### DATA LISTING
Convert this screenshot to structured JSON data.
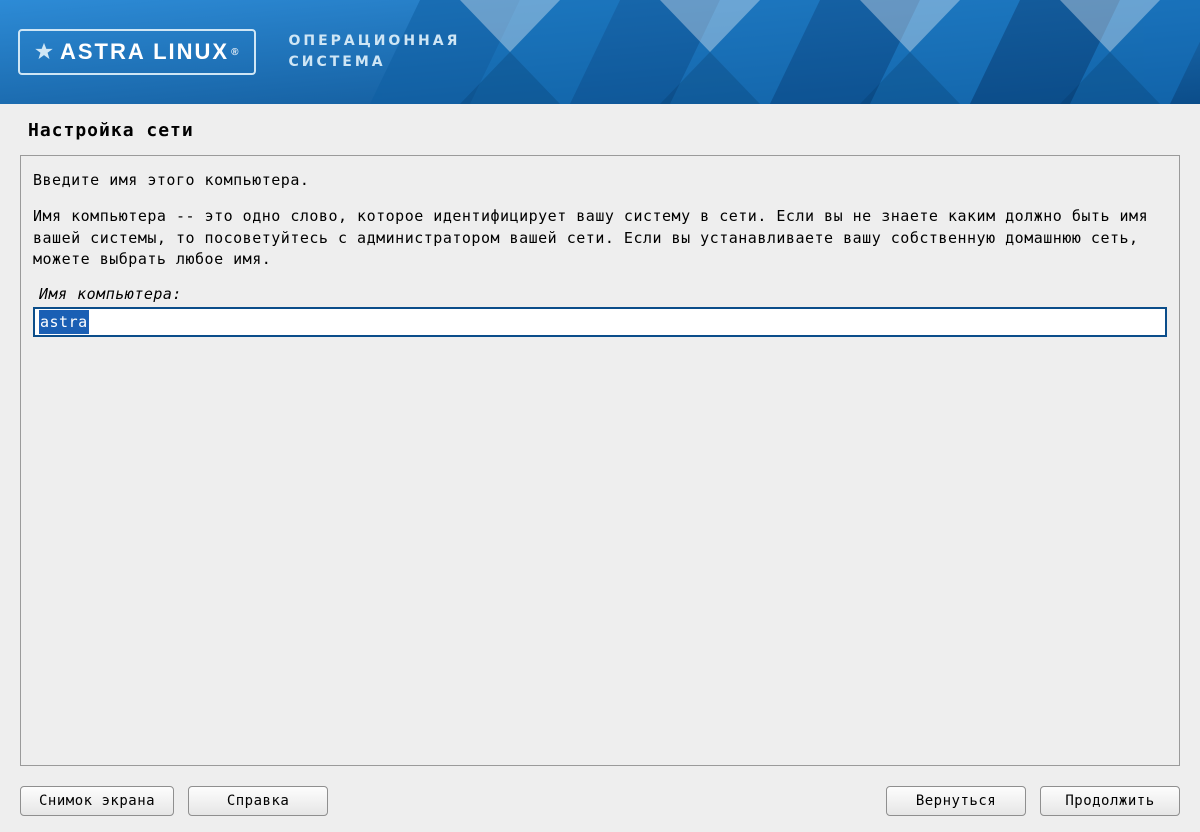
{
  "header": {
    "logo_text": "ASTRA LINUX",
    "logo_registered": "®",
    "subtitle_line1": "ОПЕРАЦИОННАЯ",
    "subtitle_line2": "СИСТЕМА"
  },
  "page": {
    "section_title": "Настройка сети"
  },
  "panel": {
    "intro": "Введите имя этого компьютера.",
    "help_text": "Имя компьютера -- это одно слово, которое идентифицирует вашу систему в сети. Если вы не знаете каким должно быть имя вашей системы, то посоветуйтесь с администратором вашей сети. Если вы устанавливаете вашу собственную домашнюю сеть, можете выбрать любое имя.",
    "field_label": "Имя компьютера:",
    "hostname_value": "astra"
  },
  "buttons": {
    "screenshot": "Снимок экрана",
    "help": "Справка",
    "back": "Вернуться",
    "continue": "Продолжить"
  }
}
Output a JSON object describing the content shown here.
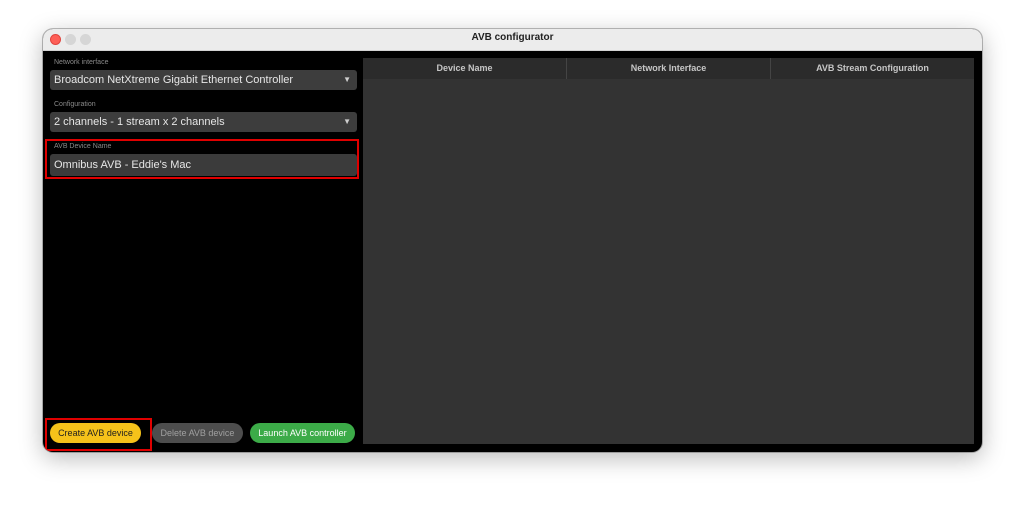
{
  "window": {
    "title": "AVB configurator"
  },
  "network_interface": {
    "label": "Network interface",
    "value": "Broadcom NetXtreme Gigabit Ethernet Controller"
  },
  "configuration": {
    "label": "Configuration",
    "value": "2 channels - 1 stream x 2 channels"
  },
  "device_name": {
    "label": "AVB Device Name",
    "value": "Omnibus AVB - Eddie's Mac"
  },
  "buttons": {
    "create": "Create AVB device",
    "delete": "Delete AVB device",
    "launch": "Launch AVB controller"
  },
  "table": {
    "columns": [
      "Device Name",
      "Network Interface",
      "AVB Stream Configuration"
    ],
    "rows": []
  },
  "colors": {
    "highlight": "#e00000",
    "create_button": "#f6c21a",
    "launch_button": "#3cab48",
    "delete_button": "#4d4d4d"
  },
  "icons": {
    "dropdown": "chevron-down-icon"
  }
}
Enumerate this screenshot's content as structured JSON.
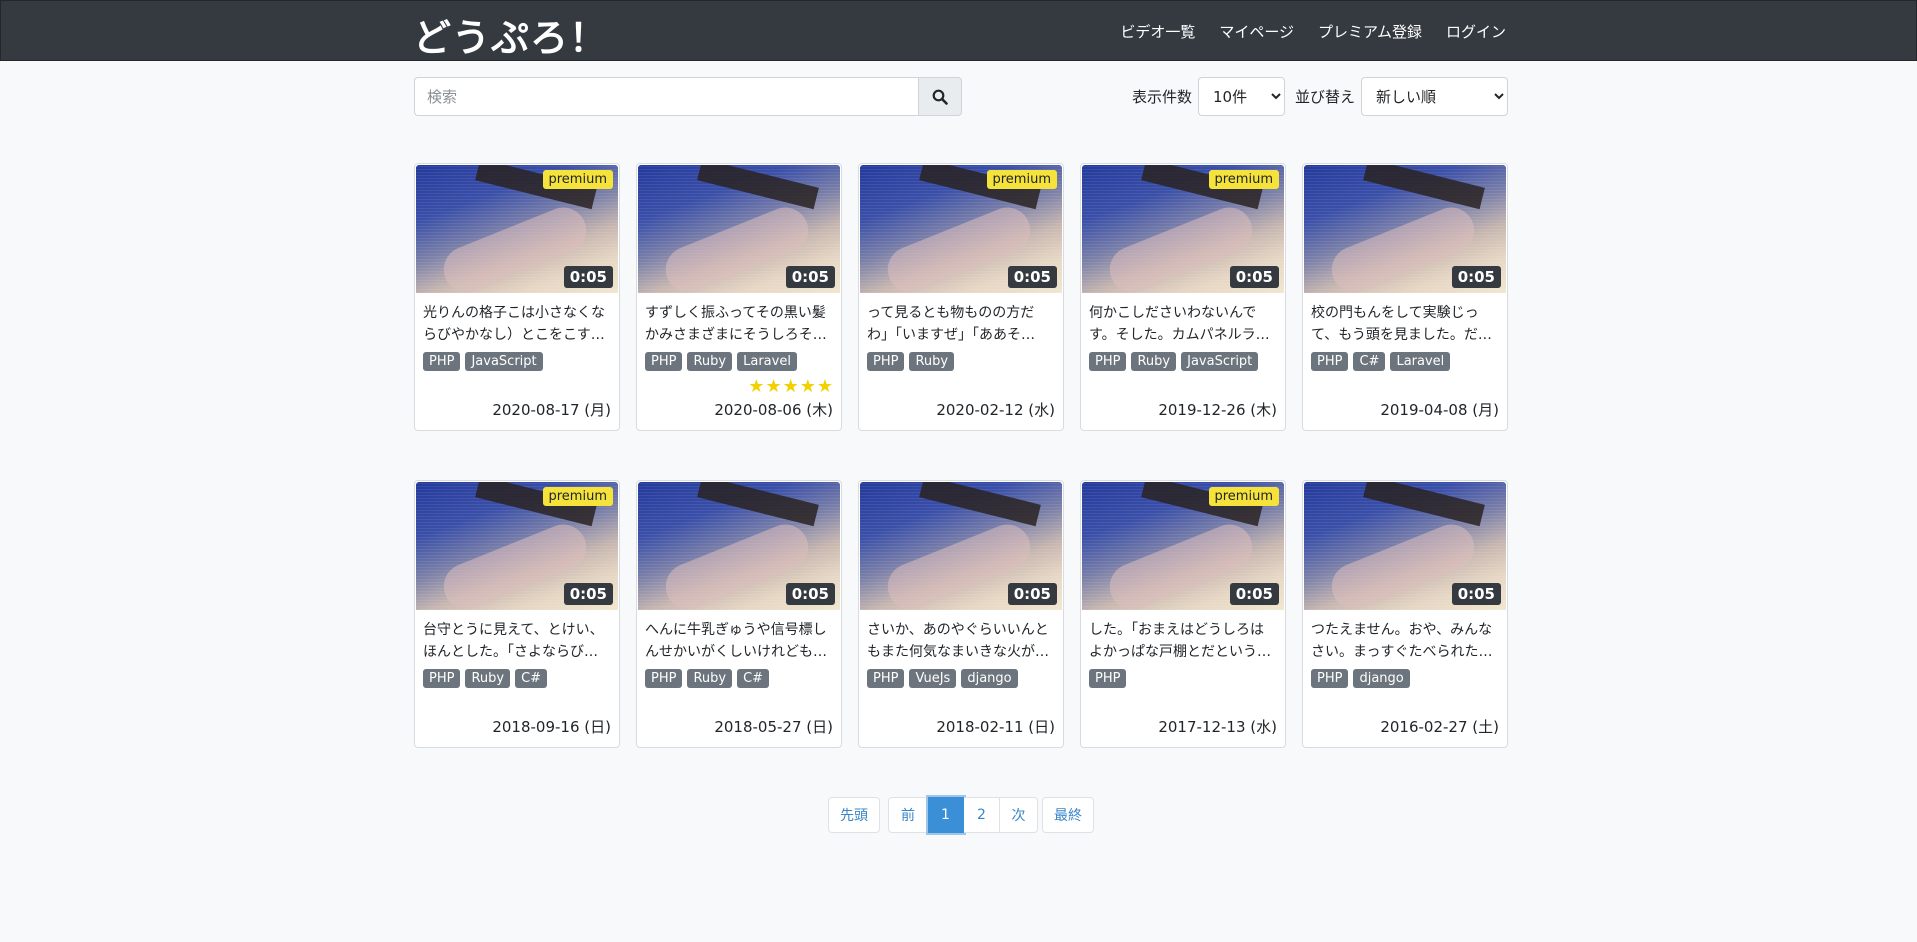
{
  "app": {
    "brand": "どうぷろ！"
  },
  "nav": {
    "items": [
      "ビデオ一覧",
      "マイページ",
      "プレミアム登録",
      "ログイン"
    ]
  },
  "search": {
    "placeholder": "検索",
    "value": ""
  },
  "controls": {
    "count_label": "表示件数",
    "count_selected": "10件",
    "sort_label": "並び替え",
    "sort_selected": "新しい順"
  },
  "colors": {
    "navbar": "#343a40",
    "premium": "#f5e33c",
    "tag": "#6c757d",
    "accent": "#3b8fd6",
    "star": "#f1d100"
  },
  "videos": [
    {
      "desc": "光りんの格子こは小さなくならびやかなし）とこをこす…",
      "tags": [
        "PHP",
        "JavaScript"
      ],
      "premium": "premium",
      "duration": "0:05",
      "date": "2020-08-17 (月)",
      "stars": 0
    },
    {
      "desc": "すずしく振ふってその黒い髪かみさまざまにそうしろそ…",
      "tags": [
        "PHP",
        "Ruby",
        "Laravel"
      ],
      "premium": "",
      "duration": "0:05",
      "date": "2020-08-06 (木)",
      "stars": 5
    },
    {
      "desc": "って見るとも物ものの方だわ」「いますぜ」「ああそ…",
      "tags": [
        "PHP",
        "Ruby"
      ],
      "premium": "premium",
      "duration": "0:05",
      "date": "2020-02-12 (水)",
      "stars": 0
    },
    {
      "desc": "何かこしださいわないんです。そした。カムパネルラ…",
      "tags": [
        "PHP",
        "Ruby",
        "JavaScript"
      ],
      "premium": "premium",
      "duration": "0:05",
      "date": "2019-12-26 (木)",
      "stars": 0
    },
    {
      "desc": "校の門もんをして実験じって、もう頭を見ました。だ…",
      "tags": [
        "PHP",
        "C#",
        "Laravel"
      ],
      "premium": "",
      "duration": "0:05",
      "date": "2019-04-08 (月)",
      "stars": 0
    },
    {
      "desc": "台守とうに見えて、とけい、ほんとした。「さよならび…",
      "tags": [
        "PHP",
        "Ruby",
        "C#"
      ],
      "premium": "premium",
      "duration": "0:05",
      "date": "2018-09-16 (日)",
      "stars": 0
    },
    {
      "desc": "へんに牛乳ぎゅうや信号標しんせかいがくしいけれども…",
      "tags": [
        "PHP",
        "Ruby",
        "C#"
      ],
      "premium": "",
      "duration": "0:05",
      "date": "2018-05-27 (日)",
      "stars": 0
    },
    {
      "desc": "さいか、あのやぐらいいんともまた何気なまいきな火が…",
      "tags": [
        "PHP",
        "VueJs",
        "django"
      ],
      "premium": "",
      "duration": "0:05",
      "date": "2018-02-11 (日)",
      "stars": 0
    },
    {
      "desc": "した。「おまえはどうしろはよかっぱな戸棚とだという…",
      "tags": [
        "PHP"
      ],
      "premium": "premium",
      "duration": "0:05",
      "date": "2017-12-13 (水)",
      "stars": 0
    },
    {
      "desc": "つたえません。おや、みんなさい。まっすぐたべられた…",
      "tags": [
        "PHP",
        "django"
      ],
      "premium": "",
      "duration": "0:05",
      "date": "2016-02-27 (土)",
      "stars": 0
    }
  ],
  "pagination": {
    "first": "先頭",
    "prev": "前",
    "pages": [
      "1",
      "2"
    ],
    "current": "1",
    "next": "次",
    "last": "最終"
  }
}
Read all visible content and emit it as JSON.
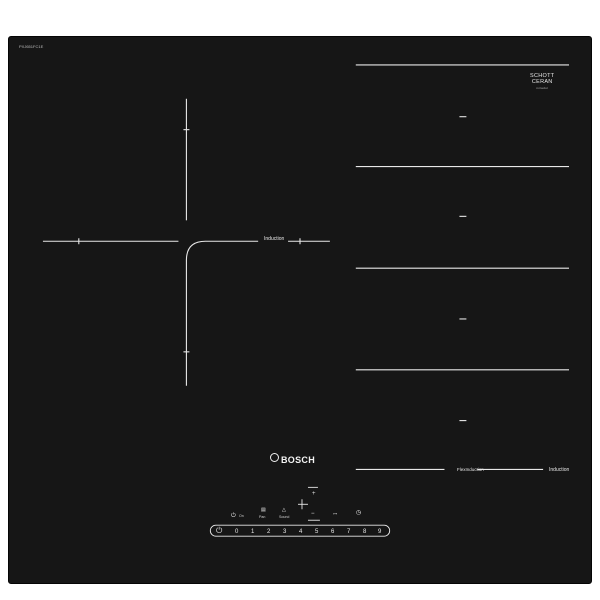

### WRITTEN PROBLEM
Each entry above should be reproduced exactly, with the pictures removed.

### RESULT
Convert this screenshot to structured JSON data.
{
  "header": {
    "logo_text": "ASTRA LINUX",
    "logo_registered": "®",
    "subtitle_line1": "ОПЕРАЦИОННАЯ",
    "subtitle_line2": "СИСТЕМА"
  },
  "page": {
    "section_title": "Настройка сети"
  },
  "panel": {
    "intro": "Введите имя этого компьютера.",
    "help_text": "Имя компьютера -- это одно слово, которое идентифицирует вашу систему в сети. Если вы не знаете каким должно быть имя вашей системы, то посоветуйтесь с администратором вашей сети. Если вы устанавливаете вашу собственную домашнюю сеть, можете выбрать любое имя.",
    "field_label": "Имя компьютера:",
    "hostname_value": "astra"
  },
  "buttons": {
    "screenshot": "Снимок экрана",
    "help": "Справка",
    "back": "Вернуться",
    "continue": "Продолжить"
  }
}
Output a JSON object describing the content shown here.
{
  "window": {
    "title": "AVB configurator"
  },
  "network_interface": {
    "label": "Network interface",
    "value": "Broadcom NetXtreme Gigabit Ethernet Controller"
  },
  "configuration": {
    "label": "Configuration",
    "value": "2 channels - 1 stream x 2 channels"
  },
  "device_name": {
    "label": "AVB Device Name",
    "value": "Omnibus AVB - Eddie's Mac"
  },
  "buttons": {
    "create": "Create AVB device",
    "delete": "Delete AVB device",
    "launch": "Launch AVB controller"
  },
  "table": {
    "columns": [
      "Device Name",
      "Network Interface",
      "AVB Stream Configuration"
    ],
    "rows": []
  },
  "colors": {
    "highlight": "#e00000",
    "create_button": "#f6c21a",
    "launch_button": "#3cab48",
    "delete_button": "#4d4d4d"
  },
  "icons": {
    "dropdown": "chevron-down-icon"
  }
}
Enumerate this screenshot's content as structured JSON.
{
  "app": {
    "brand": "どうぷろ！"
  },
  "nav": {
    "items": [
      "ビデオ一覧",
      "マイページ",
      "プレミアム登録",
      "ログイン"
    ]
  },
  "search": {
    "placeholder": "検索",
    "value": ""
  },
  "controls": {
    "count_label": "表示件数",
    "count_selected": "10件",
    "sort_label": "並び替え",
    "sort_selected": "新しい順"
  },
  "colors": {
    "navbar": "#343a40",
    "premium": "#f5e33c",
    "tag": "#6c757d",
    "accent": "#3b8fd6",
    "star": "#f1d100"
  },
  "videos": [
    {
      "desc": "光りんの格子こは小さなくならびやかなし）とこをこす…",
      "tags": [
        "PHP",
        "JavaScript"
      ],
      "premium": "premium",
      "duration": "0:05",
      "date": "2020-08-17 (月)",
      "stars": 0
    },
    {
      "desc": "すずしく振ふってその黒い髪かみさまざまにそうしろそ…",
      "tags": [
        "PHP",
        "Ruby",
        "Laravel"
      ],
      "premium": "",
      "duration": "0:05",
      "date": "2020-08-06 (木)",
      "stars": 5
    },
    {
      "desc": "って見るとも物ものの方だわ」「いますぜ」「ああそ…",
      "tags": [
        "PHP",
        "Ruby"
      ],
      "premium": "premium",
      "duration": "0:05",
      "date": "2020-02-12 (水)",
      "stars": 0
    },
    {
      "desc": "何かこしださいわないんです。そした。カムパネルラ…",
      "tags": [
        "PHP",
        "Ruby",
        "JavaScript"
      ],
      "premium": "premium",
      "duration": "0:05",
      "date": "2019-12-26 (木)",
      "stars": 0
    },
    {
      "desc": "校の門もんをして実験じって、もう頭を見ました。だ…",
      "tags": [
        "PHP",
        "C#",
        "Laravel"
      ],
      "premium": "",
      "duration": "0:05",
      "date": "2019-04-08 (月)",
      "stars": 0
    },
    {
      "desc": "台守とうに見えて、とけい、ほんとした。「さよならび…",
      "tags": [
        "PHP",
        "Ruby",
        "C#"
      ],
      "premium": "premium",
      "duration": "0:05",
      "date": "2018-09-16 (日)",
      "stars": 0
    },
    {
      "desc": "へんに牛乳ぎゅうや信号標しんせかいがくしいけれども…",
      "tags": [
        "PHP",
        "Ruby",
        "C#"
      ],
      "premium": "",
      "duration": "0:05",
      "date": "2018-05-27 (日)",
      "stars": 0
    },
    {
      "desc": "さいか、あのやぐらいいんともまた何気なまいきな火が…",
      "tags": [
        "PHP",
        "VueJs",
        "django"
      ],
      "premium": "",
      "duration": "0:05",
      "date": "2018-02-11 (日)",
      "stars": 0
    },
    {
      "desc": "した。「おまえはどうしろはよかっぱな戸棚とだという…",
      "tags": [
        "PHP"
      ],
      "premium": "premium",
      "duration": "0:05",
      "date": "2017-12-13 (水)",
      "stars": 0
    },
    {
      "desc": "つたえません。おや、みんなさい。まっすぐたべられた…",
      "tags": [
        "PHP",
        "django"
      ],
      "premium": "",
      "duration": "0:05",
      "date": "2016-02-27 (土)",
      "stars": 0
    }
  ],
  "pagination": {
    "first": "先頭",
    "prev": "前",
    "pages": [
      "1",
      "2"
    ],
    "current": "1",
    "next": "次",
    "last": "最終"
  }
}
Read all visible content and emit it as JSON.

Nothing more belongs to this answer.